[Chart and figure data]
BEGIN

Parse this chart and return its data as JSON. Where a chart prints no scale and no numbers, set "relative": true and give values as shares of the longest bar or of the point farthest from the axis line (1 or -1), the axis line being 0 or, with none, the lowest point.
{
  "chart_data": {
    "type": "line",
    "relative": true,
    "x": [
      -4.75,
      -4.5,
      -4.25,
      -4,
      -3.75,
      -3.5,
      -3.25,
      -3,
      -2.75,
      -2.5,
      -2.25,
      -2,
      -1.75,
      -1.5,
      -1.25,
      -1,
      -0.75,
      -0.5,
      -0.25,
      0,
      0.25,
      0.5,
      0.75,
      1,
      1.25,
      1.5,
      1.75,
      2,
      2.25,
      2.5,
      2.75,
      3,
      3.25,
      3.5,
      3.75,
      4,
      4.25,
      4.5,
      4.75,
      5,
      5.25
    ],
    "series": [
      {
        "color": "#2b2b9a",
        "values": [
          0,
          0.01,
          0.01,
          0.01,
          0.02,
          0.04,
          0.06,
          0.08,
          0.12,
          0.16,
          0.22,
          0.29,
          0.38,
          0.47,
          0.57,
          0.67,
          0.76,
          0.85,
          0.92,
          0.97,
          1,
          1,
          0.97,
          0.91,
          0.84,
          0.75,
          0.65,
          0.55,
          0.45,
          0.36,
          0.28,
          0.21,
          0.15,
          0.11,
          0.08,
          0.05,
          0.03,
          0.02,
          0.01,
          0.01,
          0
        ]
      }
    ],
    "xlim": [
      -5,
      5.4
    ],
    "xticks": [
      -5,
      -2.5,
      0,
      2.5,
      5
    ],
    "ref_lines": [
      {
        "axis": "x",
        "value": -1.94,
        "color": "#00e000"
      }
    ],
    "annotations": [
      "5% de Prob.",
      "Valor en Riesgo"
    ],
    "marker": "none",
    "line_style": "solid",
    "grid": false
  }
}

END

**Task instructions**
Copy down the whole of the data above, matching it exactly.

**Response**
Parse this chart and return its data as JSON. Where a chart prints no scale and no numbers, set "relative": true and give values as shares of the longest bar or of the point farthest from the axis line (1 or -1), the axis line being 0 or, with none, the lowest point.
{
  "chart_data": {
    "type": "line",
    "relative": true,
    "x": [
      -4.75,
      -4.5,
      -4.25,
      -4,
      -3.75,
      -3.5,
      -3.25,
      -3,
      -2.75,
      -2.5,
      -2.25,
      -2,
      -1.75,
      -1.5,
      -1.25,
      -1,
      -0.75,
      -0.5,
      -0.25,
      0,
      0.25,
      0.5,
      0.75,
      1,
      1.25,
      1.5,
      1.75,
      2,
      2.25,
      2.5,
      2.75,
      3,
      3.25,
      3.5,
      3.75,
      4,
      4.25,
      4.5,
      4.75,
      5,
      5.25
    ],
    "series": [
      {
        "color": "#2b2b9a",
        "values": [
          0,
          0.01,
          0.01,
          0.01,
          0.02,
          0.04,
          0.06,
          0.08,
          0.12,
          0.16,
          0.22,
          0.29,
          0.38,
          0.47,
          0.57,
          0.67,
          0.76,
          0.85,
          0.92,
          0.97,
          1,
          1,
          0.97,
          0.91,
          0.84,
          0.75,
          0.65,
          0.55,
          0.45,
          0.36,
          0.28,
          0.21,
          0.15,
          0.11,
          0.08,
          0.05,
          0.03,
          0.02,
          0.01,
          0.01,
          0
        ]
      }
    ],
    "xlim": [
      -5,
      5.4
    ],
    "xticks": [
      -5,
      -2.5,
      0,
      2.5,
      5
    ],
    "ref_lines": [
      {
        "axis": "x",
        "value": -1.94,
        "color": "#00e000"
      }
    ],
    "annotations": [
      "5% de Prob.",
      "Valor en Riesgo"
    ],
    "marker": "none",
    "line_style": "solid",
    "grid": false
  }
}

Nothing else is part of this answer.